▶ _Supplied material_
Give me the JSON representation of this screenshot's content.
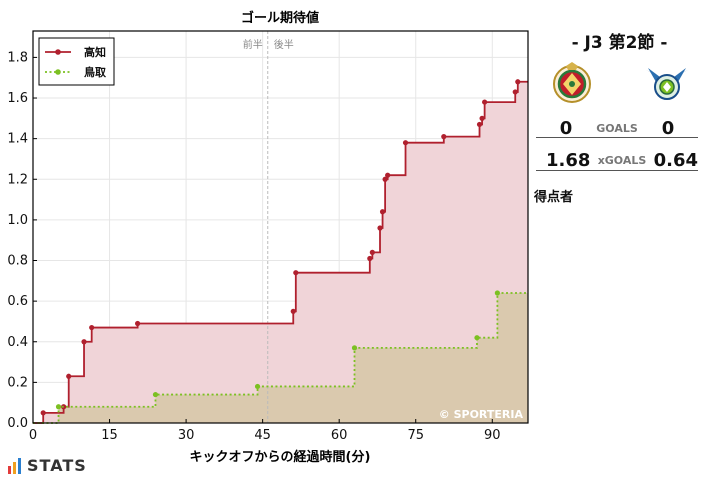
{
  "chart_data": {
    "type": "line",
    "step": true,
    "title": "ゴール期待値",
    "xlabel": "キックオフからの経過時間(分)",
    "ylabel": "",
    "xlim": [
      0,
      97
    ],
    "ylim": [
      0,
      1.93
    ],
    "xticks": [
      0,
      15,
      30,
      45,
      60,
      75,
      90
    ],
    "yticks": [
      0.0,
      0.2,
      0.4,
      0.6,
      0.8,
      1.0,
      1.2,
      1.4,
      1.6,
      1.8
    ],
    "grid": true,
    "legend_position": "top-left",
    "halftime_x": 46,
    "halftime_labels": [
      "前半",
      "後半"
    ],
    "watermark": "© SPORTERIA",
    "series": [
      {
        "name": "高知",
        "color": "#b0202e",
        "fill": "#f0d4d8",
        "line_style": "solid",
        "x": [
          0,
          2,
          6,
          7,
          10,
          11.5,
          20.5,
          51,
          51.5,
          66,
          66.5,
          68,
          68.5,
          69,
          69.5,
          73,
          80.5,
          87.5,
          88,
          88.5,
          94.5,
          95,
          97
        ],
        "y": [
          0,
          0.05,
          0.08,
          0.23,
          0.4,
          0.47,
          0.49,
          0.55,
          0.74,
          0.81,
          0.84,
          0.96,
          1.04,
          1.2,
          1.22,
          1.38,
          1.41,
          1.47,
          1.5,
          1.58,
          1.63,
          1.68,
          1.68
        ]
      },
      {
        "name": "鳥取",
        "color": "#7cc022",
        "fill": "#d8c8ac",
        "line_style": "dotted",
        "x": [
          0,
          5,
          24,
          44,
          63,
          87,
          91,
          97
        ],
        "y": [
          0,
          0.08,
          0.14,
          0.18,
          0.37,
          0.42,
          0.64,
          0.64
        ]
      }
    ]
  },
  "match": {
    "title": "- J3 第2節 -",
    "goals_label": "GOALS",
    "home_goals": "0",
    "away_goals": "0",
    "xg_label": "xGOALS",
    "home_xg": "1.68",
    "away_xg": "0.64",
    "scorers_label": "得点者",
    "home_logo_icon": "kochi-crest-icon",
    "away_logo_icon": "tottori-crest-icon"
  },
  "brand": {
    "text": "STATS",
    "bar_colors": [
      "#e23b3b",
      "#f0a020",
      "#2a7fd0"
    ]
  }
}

▶ _Exercise requirements_
Give back the whole listing as it stands, minus its pictures.

▶ _Written response_
Give me the JSON representation of this screenshot's content.
{
  "chart_data": {
    "type": "line",
    "step": true,
    "title": "ゴール期待値",
    "xlabel": "キックオフからの経過時間(分)",
    "ylabel": "",
    "xlim": [
      0,
      97
    ],
    "ylim": [
      0,
      1.93
    ],
    "xticks": [
      0,
      15,
      30,
      45,
      60,
      75,
      90
    ],
    "yticks": [
      0.0,
      0.2,
      0.4,
      0.6,
      0.8,
      1.0,
      1.2,
      1.4,
      1.6,
      1.8
    ],
    "grid": true,
    "legend_position": "top-left",
    "halftime_x": 46,
    "halftime_labels": [
      "前半",
      "後半"
    ],
    "watermark": "© SPORTERIA",
    "series": [
      {
        "name": "高知",
        "color": "#b0202e",
        "fill": "#f0d4d8",
        "line_style": "solid",
        "x": [
          0,
          2,
          6,
          7,
          10,
          11.5,
          20.5,
          51,
          51.5,
          66,
          66.5,
          68,
          68.5,
          69,
          69.5,
          73,
          80.5,
          87.5,
          88,
          88.5,
          94.5,
          95,
          97
        ],
        "y": [
          0,
          0.05,
          0.08,
          0.23,
          0.4,
          0.47,
          0.49,
          0.55,
          0.74,
          0.81,
          0.84,
          0.96,
          1.04,
          1.2,
          1.22,
          1.38,
          1.41,
          1.47,
          1.5,
          1.58,
          1.63,
          1.68,
          1.68
        ]
      },
      {
        "name": "鳥取",
        "color": "#7cc022",
        "fill": "#d8c8ac",
        "line_style": "dotted",
        "x": [
          0,
          5,
          24,
          44,
          63,
          87,
          91,
          97
        ],
        "y": [
          0,
          0.08,
          0.14,
          0.18,
          0.37,
          0.42,
          0.64,
          0.64
        ]
      }
    ]
  },
  "match": {
    "title": "- J3 第2節 -",
    "goals_label": "GOALS",
    "home_goals": "0",
    "away_goals": "0",
    "xg_label": "xGOALS",
    "home_xg": "1.68",
    "away_xg": "0.64",
    "scorers_label": "得点者",
    "home_logo_icon": "kochi-crest-icon",
    "away_logo_icon": "tottori-crest-icon"
  },
  "brand": {
    "text": "STATS",
    "bar_colors": [
      "#e23b3b",
      "#f0a020",
      "#2a7fd0"
    ]
  }
}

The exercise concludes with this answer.